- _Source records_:
┄┄┄┄┄┄┄┄┄┄

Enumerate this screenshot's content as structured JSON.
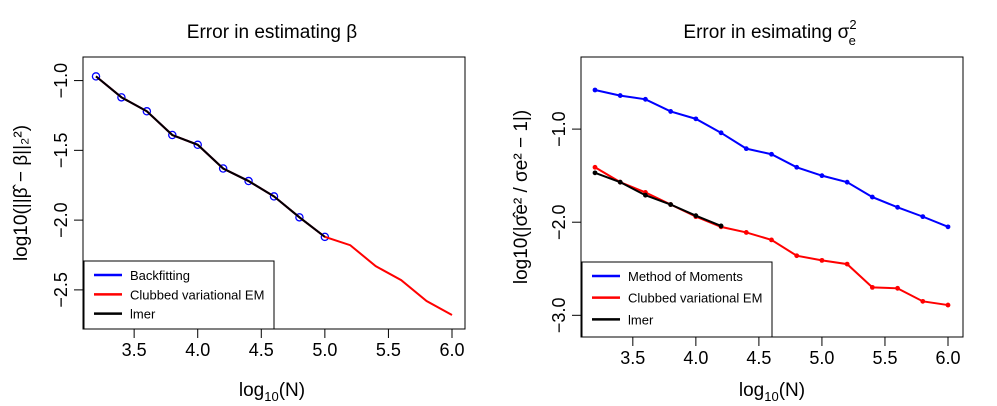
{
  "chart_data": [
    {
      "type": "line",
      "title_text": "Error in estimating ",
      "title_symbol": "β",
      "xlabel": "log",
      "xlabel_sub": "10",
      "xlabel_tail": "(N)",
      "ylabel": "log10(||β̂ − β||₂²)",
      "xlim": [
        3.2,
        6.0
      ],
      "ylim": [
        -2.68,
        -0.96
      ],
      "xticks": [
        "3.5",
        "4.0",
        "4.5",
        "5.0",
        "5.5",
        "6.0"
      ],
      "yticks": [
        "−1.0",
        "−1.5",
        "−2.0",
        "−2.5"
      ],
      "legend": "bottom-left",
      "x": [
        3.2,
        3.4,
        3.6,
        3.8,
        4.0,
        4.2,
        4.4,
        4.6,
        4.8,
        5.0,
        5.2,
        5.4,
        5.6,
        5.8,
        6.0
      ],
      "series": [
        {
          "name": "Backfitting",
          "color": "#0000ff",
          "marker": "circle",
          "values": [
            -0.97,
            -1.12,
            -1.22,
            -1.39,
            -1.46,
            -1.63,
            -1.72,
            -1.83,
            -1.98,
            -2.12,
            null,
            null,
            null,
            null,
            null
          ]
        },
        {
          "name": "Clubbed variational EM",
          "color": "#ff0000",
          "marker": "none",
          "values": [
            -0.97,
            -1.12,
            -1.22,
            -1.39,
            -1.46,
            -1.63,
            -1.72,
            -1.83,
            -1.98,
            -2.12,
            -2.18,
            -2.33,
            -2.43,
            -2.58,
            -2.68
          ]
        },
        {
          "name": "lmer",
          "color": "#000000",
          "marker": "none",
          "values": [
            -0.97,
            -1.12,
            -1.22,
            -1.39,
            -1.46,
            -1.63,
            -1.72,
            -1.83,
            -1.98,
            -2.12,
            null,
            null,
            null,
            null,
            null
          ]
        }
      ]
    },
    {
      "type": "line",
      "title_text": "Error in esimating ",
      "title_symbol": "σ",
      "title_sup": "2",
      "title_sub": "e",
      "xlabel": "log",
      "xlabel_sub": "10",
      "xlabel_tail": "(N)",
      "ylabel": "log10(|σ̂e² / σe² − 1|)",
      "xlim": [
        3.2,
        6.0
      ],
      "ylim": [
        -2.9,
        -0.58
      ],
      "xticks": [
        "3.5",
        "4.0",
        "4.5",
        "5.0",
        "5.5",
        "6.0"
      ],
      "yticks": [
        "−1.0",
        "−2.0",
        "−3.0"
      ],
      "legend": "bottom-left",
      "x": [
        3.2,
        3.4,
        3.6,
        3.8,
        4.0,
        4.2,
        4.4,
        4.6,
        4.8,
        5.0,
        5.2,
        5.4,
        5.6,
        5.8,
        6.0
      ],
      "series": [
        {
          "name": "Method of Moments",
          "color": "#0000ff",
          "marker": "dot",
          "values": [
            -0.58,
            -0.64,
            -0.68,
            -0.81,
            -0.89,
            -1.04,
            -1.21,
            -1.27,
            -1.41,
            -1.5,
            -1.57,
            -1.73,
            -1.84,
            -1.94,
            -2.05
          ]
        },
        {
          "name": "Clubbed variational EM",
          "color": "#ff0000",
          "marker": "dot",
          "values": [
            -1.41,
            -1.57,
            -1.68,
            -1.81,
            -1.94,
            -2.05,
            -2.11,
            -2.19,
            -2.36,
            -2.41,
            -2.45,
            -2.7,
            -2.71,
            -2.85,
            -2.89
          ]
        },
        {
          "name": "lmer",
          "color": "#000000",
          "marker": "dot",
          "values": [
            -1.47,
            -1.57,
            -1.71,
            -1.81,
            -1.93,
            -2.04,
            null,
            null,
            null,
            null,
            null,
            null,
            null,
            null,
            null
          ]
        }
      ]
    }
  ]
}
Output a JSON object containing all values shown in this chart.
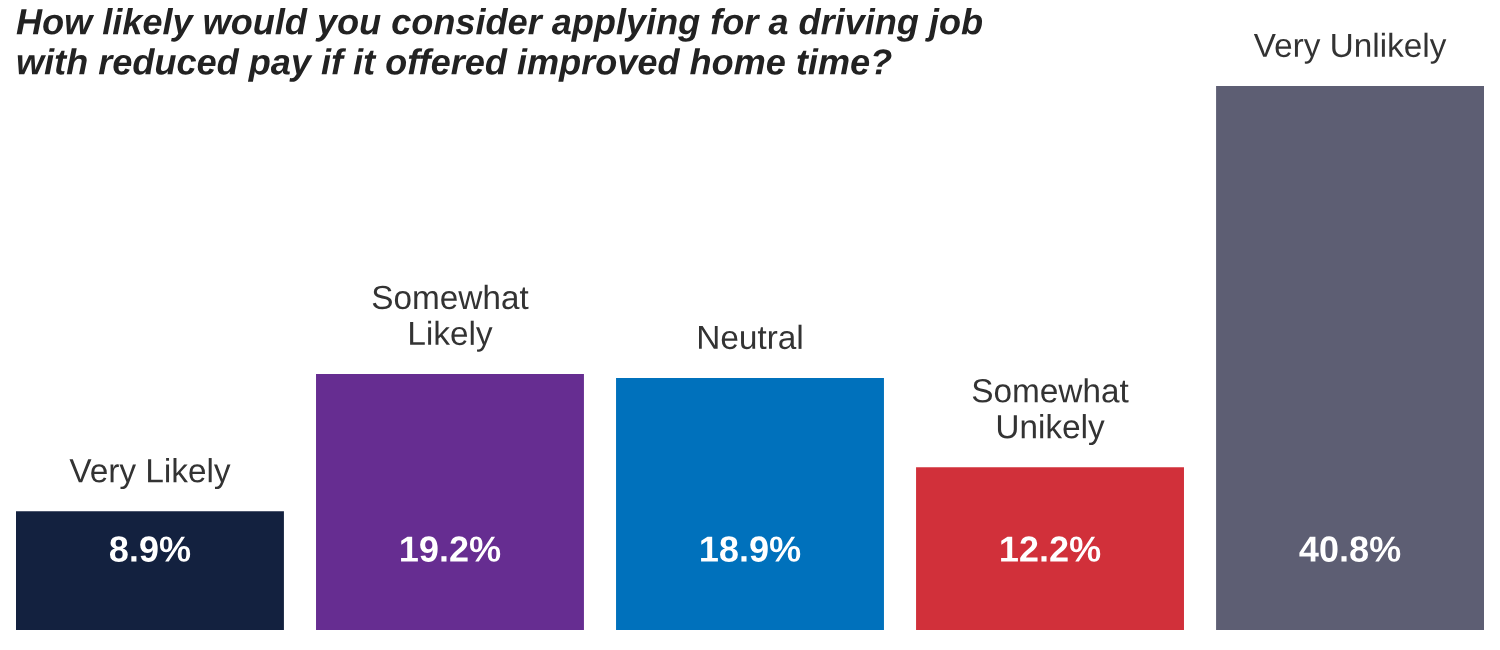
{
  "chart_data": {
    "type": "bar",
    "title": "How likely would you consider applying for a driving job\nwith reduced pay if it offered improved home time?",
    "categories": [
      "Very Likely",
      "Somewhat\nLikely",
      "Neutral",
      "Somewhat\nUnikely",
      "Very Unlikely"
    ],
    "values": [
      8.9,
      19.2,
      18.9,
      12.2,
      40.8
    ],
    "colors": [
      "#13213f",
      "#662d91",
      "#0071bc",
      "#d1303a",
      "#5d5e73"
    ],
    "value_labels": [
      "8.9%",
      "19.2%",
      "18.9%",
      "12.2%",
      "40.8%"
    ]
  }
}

┄┄┄┄┄┄┄┄┄┄

Pick every line with "this" in it and copy it.

Enumerate this screenshot's content as structured JSON.
Output a JSON object containing all values shown in this chart.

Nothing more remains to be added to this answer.